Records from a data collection
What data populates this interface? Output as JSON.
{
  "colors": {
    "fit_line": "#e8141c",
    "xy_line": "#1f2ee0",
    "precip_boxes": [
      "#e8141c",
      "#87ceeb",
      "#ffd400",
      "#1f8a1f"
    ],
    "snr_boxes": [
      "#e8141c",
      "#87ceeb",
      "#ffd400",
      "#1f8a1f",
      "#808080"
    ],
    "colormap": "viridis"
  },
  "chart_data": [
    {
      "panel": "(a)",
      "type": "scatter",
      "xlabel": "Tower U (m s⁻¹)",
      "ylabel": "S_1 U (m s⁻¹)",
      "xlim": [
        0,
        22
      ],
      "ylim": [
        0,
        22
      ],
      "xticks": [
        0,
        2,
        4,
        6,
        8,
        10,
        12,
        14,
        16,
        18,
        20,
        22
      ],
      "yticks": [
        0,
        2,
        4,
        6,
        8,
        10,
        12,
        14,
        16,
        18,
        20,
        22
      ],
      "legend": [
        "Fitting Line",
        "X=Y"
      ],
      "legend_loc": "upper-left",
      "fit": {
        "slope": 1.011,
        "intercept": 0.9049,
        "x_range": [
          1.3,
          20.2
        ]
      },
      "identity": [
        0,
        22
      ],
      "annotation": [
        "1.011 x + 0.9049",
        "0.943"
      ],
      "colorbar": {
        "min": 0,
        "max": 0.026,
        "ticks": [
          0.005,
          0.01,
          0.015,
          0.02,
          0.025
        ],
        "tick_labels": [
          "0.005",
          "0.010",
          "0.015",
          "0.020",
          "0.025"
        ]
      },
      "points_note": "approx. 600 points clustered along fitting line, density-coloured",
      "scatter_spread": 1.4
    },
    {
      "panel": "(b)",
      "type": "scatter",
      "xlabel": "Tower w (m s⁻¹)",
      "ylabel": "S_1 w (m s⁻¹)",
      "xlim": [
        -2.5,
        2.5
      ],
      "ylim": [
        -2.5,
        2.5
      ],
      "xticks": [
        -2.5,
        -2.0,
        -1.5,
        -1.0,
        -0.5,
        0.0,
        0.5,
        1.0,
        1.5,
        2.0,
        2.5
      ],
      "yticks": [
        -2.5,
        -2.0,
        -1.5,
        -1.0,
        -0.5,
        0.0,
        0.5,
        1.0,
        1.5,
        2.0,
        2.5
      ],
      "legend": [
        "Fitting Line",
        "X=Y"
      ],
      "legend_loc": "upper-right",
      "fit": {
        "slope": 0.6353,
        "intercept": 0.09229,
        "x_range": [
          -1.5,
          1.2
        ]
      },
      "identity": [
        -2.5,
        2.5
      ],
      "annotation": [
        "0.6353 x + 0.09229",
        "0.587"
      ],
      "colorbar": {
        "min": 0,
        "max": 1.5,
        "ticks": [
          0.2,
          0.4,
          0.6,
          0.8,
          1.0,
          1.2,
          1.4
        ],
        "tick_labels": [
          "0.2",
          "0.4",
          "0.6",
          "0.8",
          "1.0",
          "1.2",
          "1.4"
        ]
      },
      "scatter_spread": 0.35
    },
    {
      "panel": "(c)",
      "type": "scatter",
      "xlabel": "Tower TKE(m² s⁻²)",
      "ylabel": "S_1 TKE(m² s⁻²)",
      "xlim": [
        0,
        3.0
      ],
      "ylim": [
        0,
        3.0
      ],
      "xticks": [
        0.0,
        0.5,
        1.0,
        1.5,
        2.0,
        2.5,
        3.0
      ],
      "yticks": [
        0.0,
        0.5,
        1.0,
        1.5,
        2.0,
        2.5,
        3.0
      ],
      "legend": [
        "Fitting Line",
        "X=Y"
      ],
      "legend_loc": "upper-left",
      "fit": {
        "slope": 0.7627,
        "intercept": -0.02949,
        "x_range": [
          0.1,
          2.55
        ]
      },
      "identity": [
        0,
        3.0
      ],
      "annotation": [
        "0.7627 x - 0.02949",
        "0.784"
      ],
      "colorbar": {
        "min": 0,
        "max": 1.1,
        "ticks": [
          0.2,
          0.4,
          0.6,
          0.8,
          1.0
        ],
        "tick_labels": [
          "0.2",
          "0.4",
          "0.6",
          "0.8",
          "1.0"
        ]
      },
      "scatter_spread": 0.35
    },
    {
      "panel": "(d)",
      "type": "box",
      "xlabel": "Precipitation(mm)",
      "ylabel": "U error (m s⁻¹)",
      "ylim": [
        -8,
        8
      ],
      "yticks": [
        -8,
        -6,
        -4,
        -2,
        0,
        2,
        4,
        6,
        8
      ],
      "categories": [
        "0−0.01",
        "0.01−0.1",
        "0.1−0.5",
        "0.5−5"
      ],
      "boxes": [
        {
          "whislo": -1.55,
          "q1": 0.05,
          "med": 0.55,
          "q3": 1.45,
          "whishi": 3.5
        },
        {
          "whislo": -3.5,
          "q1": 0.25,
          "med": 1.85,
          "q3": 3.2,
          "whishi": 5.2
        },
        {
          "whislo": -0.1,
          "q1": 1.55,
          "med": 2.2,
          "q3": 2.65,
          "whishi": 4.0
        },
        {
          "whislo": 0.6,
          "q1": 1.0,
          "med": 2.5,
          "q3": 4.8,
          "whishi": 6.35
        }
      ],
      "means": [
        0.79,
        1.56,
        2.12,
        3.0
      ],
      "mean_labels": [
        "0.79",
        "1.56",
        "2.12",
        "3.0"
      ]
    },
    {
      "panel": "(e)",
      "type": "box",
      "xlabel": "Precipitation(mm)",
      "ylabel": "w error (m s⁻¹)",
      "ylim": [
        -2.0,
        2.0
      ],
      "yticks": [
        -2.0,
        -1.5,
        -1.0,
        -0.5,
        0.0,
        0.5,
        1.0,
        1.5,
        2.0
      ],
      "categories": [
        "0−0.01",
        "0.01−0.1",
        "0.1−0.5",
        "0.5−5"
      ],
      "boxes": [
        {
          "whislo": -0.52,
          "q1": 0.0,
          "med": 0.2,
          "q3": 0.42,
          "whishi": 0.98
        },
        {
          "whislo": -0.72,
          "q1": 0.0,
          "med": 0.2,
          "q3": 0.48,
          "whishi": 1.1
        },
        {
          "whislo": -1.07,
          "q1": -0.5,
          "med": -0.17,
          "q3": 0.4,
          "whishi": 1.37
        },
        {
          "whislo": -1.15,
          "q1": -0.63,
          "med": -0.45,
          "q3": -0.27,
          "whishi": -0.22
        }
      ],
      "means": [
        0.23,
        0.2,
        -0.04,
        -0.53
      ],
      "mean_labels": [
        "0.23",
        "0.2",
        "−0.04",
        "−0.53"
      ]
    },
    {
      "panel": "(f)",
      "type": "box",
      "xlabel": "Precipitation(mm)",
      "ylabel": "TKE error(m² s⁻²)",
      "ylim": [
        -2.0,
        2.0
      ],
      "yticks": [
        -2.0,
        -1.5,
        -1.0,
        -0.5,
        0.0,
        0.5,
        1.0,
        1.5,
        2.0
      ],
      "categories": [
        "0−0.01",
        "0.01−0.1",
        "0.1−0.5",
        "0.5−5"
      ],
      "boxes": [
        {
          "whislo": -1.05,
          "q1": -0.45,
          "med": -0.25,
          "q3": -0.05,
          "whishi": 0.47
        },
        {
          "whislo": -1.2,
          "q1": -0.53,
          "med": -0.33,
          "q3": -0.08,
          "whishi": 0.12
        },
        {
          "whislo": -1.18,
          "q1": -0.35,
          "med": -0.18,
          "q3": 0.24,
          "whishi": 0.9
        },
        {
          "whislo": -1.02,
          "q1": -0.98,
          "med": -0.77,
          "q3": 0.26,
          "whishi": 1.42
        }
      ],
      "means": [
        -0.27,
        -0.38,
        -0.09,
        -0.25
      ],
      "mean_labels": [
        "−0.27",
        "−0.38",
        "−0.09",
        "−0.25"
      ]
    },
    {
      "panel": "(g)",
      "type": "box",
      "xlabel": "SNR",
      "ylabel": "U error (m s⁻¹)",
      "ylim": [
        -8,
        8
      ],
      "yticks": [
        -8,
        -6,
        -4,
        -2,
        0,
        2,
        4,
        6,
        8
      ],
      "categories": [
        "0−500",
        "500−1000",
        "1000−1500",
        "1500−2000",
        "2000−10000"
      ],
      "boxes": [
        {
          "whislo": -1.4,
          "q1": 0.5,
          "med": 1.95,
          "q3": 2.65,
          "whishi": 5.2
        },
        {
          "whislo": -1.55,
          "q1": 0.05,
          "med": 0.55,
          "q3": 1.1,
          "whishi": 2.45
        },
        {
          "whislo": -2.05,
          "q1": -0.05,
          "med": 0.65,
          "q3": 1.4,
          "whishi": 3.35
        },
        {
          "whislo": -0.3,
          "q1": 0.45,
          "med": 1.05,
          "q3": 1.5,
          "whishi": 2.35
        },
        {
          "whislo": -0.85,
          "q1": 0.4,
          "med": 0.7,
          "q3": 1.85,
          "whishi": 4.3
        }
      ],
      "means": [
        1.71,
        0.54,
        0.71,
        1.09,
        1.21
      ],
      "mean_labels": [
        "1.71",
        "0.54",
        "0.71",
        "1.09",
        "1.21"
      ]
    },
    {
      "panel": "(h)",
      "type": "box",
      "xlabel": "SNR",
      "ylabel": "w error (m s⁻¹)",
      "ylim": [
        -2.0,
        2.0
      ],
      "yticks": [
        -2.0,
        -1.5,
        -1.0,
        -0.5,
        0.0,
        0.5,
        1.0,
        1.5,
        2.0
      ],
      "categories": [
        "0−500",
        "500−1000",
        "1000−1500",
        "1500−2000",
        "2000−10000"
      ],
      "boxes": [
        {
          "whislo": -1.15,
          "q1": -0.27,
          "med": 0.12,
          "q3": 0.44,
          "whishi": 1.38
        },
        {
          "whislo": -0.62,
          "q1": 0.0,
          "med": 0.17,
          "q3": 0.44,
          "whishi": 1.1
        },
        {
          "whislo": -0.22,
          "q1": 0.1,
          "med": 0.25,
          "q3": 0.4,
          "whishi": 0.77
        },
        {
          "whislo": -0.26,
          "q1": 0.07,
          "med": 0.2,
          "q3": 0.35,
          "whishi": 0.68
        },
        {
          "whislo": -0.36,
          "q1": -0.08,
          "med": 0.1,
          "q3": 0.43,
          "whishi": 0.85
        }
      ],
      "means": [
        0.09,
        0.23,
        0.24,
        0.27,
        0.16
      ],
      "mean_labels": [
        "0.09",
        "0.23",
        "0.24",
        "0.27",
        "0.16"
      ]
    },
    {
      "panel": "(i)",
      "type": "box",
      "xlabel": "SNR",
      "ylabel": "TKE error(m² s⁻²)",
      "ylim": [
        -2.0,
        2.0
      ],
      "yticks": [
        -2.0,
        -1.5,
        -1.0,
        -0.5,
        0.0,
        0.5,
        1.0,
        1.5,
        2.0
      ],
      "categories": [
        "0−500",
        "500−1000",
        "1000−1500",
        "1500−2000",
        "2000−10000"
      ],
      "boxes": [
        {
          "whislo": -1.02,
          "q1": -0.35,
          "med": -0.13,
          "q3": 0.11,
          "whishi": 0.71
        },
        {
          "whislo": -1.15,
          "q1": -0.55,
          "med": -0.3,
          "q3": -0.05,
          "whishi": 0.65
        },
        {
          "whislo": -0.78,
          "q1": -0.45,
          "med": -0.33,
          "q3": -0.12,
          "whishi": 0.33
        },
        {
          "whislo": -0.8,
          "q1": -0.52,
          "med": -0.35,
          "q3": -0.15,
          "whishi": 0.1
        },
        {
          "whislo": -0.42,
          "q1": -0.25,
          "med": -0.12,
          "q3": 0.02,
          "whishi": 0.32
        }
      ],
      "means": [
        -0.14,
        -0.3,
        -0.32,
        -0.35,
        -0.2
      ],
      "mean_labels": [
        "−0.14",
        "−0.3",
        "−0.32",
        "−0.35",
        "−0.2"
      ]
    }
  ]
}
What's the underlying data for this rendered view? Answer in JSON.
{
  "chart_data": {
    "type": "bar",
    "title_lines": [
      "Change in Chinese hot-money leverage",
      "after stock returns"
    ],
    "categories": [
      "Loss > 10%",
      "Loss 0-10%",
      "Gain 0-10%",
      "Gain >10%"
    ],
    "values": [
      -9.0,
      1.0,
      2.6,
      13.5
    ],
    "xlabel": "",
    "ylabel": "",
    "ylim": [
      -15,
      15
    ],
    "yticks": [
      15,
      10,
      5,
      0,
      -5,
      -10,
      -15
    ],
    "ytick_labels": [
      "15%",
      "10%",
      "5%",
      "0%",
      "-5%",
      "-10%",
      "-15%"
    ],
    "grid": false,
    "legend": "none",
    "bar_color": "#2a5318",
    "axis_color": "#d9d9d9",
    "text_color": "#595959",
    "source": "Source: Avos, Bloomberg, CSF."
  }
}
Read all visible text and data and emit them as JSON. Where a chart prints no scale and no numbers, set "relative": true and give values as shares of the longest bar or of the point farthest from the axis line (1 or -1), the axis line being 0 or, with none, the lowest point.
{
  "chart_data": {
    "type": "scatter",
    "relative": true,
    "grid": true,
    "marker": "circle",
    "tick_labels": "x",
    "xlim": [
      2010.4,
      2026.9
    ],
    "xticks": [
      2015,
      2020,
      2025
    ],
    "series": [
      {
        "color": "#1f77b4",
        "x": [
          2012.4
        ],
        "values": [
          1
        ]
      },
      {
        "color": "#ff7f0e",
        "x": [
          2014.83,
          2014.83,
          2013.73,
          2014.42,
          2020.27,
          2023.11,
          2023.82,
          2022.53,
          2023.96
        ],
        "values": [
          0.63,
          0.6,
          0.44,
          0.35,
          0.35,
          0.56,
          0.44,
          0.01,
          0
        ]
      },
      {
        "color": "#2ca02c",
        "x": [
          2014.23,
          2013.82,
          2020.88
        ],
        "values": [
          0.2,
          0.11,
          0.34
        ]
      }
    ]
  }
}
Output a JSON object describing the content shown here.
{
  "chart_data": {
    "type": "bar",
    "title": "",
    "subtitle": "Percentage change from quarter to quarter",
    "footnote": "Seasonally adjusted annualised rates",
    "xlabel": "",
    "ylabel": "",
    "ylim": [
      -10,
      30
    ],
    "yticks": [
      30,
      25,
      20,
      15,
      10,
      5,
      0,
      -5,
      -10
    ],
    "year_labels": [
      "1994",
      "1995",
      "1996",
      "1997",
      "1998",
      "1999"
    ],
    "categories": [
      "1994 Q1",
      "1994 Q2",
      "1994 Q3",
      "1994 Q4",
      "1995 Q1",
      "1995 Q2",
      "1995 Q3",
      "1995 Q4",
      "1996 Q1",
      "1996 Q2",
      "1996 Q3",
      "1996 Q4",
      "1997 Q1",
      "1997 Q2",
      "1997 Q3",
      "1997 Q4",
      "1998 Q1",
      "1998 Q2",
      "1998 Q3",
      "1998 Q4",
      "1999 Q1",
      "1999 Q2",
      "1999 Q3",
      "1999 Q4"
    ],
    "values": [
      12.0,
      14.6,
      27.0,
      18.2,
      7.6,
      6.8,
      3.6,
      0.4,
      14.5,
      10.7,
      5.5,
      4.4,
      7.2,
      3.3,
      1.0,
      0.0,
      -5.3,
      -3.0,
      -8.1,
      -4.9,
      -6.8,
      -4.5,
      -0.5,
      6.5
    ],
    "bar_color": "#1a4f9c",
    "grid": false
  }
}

**Exercise brief**
Copy each line that contains the word "true".

**Worked answer**
Read all visible text and data and emit them as JSON. Where a chart prints no scale and no numbers, set "relative": true and give values as shares of the longest bar or of the point farthest from the axis line (1 or -1), the axis line being 0 or, with none, the lowest point.
    "relative": true,
    "grid": true,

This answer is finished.